→ Task prompt:
Search the data for the word "Wrong" and copy every line where it occurs.
==============================
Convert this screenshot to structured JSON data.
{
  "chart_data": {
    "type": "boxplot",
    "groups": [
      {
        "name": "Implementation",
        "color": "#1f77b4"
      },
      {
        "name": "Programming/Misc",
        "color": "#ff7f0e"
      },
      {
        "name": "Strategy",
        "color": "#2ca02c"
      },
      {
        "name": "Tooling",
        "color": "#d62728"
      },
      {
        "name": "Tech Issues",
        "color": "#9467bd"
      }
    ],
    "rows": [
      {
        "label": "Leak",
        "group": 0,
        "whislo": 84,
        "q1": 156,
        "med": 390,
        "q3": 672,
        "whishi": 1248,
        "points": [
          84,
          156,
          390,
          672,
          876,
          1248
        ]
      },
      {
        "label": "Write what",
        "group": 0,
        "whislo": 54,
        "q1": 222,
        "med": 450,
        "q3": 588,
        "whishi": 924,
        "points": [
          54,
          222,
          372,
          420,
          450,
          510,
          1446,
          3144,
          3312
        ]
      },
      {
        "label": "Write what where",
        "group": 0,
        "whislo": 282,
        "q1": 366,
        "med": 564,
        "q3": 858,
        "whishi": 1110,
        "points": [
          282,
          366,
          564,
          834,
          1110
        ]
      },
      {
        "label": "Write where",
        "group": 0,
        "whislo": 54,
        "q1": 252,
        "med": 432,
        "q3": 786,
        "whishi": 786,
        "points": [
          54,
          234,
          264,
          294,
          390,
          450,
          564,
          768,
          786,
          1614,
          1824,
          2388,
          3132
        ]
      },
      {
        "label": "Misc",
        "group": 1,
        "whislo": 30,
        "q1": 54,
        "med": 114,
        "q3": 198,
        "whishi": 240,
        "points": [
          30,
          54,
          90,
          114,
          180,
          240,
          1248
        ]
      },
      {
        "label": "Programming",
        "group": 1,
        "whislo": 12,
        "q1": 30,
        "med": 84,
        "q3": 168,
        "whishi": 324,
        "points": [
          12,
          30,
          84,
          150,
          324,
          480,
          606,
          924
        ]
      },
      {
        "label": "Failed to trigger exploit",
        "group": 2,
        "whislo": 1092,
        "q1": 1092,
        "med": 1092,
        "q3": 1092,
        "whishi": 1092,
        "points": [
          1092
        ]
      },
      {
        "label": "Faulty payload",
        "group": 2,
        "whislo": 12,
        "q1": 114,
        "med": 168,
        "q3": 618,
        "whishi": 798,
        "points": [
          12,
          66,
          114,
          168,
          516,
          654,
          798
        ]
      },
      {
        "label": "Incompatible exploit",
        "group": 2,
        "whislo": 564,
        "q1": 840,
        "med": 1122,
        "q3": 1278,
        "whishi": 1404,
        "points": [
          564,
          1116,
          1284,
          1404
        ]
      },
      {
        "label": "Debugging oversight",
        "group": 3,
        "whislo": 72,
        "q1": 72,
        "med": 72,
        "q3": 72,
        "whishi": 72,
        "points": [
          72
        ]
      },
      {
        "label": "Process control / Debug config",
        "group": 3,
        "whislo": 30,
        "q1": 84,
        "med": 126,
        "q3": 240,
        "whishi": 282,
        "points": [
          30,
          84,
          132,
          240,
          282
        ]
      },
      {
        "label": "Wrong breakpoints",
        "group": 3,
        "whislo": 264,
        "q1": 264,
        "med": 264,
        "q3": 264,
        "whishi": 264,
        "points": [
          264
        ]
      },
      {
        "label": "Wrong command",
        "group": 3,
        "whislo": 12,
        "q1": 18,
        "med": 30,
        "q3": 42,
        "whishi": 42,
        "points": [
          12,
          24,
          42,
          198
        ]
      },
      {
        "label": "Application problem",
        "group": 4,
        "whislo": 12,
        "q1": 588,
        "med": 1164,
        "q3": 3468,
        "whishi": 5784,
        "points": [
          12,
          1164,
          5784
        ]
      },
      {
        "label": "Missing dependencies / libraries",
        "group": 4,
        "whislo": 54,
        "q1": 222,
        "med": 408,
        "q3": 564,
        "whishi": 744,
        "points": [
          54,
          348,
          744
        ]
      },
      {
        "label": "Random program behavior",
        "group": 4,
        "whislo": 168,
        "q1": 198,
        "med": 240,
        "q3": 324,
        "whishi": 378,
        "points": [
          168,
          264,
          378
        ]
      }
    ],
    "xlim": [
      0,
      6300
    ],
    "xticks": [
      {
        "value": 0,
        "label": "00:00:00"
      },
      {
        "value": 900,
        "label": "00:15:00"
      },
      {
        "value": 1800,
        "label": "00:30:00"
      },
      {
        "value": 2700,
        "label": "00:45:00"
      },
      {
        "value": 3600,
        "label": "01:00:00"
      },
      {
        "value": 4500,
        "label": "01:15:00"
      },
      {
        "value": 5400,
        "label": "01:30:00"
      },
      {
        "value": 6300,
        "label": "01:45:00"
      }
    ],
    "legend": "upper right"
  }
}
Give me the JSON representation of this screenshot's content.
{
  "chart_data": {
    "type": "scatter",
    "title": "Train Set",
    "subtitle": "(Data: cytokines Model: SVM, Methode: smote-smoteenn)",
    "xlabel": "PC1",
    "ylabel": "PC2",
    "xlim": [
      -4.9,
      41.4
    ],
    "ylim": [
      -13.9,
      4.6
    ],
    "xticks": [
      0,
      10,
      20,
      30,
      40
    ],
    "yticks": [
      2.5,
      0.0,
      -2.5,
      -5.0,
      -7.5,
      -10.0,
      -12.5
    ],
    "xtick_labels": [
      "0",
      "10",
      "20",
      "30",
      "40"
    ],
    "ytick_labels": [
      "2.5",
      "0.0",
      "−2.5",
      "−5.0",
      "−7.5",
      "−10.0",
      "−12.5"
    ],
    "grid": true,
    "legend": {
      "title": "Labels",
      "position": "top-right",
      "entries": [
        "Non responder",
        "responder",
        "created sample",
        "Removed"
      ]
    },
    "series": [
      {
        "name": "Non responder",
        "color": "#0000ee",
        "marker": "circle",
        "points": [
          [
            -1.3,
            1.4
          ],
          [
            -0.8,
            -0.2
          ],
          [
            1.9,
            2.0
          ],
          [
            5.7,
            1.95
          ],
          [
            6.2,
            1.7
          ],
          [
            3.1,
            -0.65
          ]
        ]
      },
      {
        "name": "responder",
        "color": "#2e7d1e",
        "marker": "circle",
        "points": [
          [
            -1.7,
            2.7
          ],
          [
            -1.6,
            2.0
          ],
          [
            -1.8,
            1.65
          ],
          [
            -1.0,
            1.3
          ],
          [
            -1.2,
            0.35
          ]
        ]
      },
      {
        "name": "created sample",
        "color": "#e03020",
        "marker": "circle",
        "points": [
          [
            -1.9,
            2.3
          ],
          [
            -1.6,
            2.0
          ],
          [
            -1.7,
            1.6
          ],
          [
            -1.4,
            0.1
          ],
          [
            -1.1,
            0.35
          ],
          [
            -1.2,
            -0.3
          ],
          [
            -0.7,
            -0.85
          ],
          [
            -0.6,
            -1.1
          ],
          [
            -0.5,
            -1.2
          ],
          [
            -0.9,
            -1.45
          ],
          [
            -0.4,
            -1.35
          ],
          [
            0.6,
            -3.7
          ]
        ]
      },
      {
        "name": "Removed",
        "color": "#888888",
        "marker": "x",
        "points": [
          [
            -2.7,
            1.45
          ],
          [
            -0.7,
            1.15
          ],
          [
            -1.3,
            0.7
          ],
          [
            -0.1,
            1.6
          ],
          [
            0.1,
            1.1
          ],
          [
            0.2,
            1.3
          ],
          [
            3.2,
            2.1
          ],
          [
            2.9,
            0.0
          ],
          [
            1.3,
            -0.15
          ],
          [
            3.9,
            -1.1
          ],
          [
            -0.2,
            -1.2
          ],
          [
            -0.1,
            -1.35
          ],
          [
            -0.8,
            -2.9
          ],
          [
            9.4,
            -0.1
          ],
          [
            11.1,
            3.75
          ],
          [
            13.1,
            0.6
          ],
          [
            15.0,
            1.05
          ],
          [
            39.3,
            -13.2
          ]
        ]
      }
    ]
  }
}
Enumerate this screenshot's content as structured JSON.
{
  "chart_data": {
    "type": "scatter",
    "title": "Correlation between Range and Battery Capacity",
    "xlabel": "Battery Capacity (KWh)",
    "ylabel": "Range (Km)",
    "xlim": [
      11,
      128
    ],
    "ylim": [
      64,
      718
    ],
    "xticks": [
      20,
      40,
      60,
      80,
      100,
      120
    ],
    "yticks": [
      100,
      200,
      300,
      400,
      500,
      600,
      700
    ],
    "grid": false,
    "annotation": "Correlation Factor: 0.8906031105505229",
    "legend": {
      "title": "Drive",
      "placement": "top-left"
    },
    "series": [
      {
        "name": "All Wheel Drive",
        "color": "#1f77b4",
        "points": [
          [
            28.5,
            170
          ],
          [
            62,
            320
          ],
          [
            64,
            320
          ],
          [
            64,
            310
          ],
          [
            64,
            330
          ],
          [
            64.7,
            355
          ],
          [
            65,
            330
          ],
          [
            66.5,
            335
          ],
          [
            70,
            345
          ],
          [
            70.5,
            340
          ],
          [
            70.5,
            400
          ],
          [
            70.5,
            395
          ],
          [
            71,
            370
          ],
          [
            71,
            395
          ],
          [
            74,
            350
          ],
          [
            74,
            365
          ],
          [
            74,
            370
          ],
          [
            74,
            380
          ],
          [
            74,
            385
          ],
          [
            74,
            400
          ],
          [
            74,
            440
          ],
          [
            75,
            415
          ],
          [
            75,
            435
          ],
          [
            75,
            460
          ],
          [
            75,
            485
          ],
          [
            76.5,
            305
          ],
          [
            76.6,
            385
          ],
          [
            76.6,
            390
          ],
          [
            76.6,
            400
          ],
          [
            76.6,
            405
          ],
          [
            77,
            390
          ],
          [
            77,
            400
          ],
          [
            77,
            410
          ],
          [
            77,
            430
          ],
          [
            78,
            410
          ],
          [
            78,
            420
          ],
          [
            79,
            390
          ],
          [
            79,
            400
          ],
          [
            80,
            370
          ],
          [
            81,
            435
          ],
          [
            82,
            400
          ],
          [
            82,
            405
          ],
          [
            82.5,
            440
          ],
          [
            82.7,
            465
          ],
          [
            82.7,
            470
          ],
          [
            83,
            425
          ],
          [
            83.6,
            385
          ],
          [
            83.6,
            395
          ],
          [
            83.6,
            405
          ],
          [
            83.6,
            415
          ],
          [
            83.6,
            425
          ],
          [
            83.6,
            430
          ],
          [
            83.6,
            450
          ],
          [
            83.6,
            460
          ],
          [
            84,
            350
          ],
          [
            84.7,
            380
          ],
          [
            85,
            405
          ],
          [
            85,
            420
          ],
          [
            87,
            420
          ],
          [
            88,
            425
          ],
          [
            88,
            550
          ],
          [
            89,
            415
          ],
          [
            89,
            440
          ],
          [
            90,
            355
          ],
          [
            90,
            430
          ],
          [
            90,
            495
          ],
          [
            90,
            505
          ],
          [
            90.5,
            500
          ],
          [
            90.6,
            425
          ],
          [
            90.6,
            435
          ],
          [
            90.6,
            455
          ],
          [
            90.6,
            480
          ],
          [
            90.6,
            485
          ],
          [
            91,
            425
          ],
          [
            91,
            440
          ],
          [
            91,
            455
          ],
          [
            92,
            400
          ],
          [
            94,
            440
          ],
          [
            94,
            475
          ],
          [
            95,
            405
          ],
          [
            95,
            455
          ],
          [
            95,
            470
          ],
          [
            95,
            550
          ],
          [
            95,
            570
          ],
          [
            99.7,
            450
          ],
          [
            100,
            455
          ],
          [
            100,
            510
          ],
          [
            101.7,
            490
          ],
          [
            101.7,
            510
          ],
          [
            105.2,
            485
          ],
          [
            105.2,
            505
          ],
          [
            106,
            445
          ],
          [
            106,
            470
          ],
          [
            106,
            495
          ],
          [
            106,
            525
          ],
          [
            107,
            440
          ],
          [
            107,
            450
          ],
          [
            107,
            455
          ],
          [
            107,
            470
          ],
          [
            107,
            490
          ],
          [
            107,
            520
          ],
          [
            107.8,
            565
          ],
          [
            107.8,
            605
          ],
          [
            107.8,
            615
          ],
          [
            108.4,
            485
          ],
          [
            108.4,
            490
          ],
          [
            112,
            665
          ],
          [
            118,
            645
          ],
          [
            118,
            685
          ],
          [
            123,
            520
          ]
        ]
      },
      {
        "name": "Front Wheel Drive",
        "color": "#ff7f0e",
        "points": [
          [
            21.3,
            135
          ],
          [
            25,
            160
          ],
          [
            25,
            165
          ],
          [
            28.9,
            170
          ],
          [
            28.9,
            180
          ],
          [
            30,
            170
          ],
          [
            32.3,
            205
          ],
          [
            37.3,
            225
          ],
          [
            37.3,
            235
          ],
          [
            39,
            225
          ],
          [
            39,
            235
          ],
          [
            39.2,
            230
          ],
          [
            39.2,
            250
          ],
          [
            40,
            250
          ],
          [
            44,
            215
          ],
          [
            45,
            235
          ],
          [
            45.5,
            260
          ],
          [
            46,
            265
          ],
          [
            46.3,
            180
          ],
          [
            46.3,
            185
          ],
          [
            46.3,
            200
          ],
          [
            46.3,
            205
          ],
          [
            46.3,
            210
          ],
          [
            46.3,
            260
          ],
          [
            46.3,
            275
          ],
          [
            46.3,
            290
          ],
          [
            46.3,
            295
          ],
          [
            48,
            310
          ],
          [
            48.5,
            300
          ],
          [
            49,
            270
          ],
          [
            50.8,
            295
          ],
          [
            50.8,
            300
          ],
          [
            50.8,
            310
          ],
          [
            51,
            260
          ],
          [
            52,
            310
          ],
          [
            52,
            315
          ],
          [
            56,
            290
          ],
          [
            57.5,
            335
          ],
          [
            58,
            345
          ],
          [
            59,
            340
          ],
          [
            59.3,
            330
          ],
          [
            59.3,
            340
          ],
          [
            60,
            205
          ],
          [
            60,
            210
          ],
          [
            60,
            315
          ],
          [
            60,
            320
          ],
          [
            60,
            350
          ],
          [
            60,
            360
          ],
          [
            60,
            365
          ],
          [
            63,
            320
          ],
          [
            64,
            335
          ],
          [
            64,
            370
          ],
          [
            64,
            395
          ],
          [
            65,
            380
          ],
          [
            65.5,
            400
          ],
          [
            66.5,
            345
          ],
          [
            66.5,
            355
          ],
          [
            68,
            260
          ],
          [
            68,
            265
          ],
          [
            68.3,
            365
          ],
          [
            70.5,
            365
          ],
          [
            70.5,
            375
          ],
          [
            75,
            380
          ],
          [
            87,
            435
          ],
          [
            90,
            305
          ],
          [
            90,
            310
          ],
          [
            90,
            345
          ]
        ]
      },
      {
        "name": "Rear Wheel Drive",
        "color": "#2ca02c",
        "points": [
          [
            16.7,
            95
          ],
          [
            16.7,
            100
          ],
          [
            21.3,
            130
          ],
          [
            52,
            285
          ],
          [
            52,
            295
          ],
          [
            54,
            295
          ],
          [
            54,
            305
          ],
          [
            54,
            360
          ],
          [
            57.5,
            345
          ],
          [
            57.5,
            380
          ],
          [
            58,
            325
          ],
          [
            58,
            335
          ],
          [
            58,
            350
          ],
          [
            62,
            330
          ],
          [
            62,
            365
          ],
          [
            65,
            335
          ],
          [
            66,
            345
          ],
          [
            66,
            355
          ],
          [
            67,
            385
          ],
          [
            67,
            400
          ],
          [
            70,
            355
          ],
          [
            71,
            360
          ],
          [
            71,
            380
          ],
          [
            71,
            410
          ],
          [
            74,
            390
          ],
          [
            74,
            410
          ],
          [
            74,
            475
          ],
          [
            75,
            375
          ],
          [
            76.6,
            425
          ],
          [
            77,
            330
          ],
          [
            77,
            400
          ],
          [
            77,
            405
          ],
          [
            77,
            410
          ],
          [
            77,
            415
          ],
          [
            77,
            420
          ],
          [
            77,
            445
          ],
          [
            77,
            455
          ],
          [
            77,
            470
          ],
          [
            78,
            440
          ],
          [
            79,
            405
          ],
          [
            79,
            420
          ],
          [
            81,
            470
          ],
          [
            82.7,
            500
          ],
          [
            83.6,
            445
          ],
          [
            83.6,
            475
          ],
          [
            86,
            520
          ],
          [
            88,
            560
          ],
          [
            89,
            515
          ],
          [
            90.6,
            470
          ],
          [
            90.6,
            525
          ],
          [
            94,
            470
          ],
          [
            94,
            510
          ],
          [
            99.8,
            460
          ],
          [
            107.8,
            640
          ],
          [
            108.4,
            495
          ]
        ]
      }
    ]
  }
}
==============================
→ Output:
        "label": "Wrong breakpoints",
        "label": "Wrong command",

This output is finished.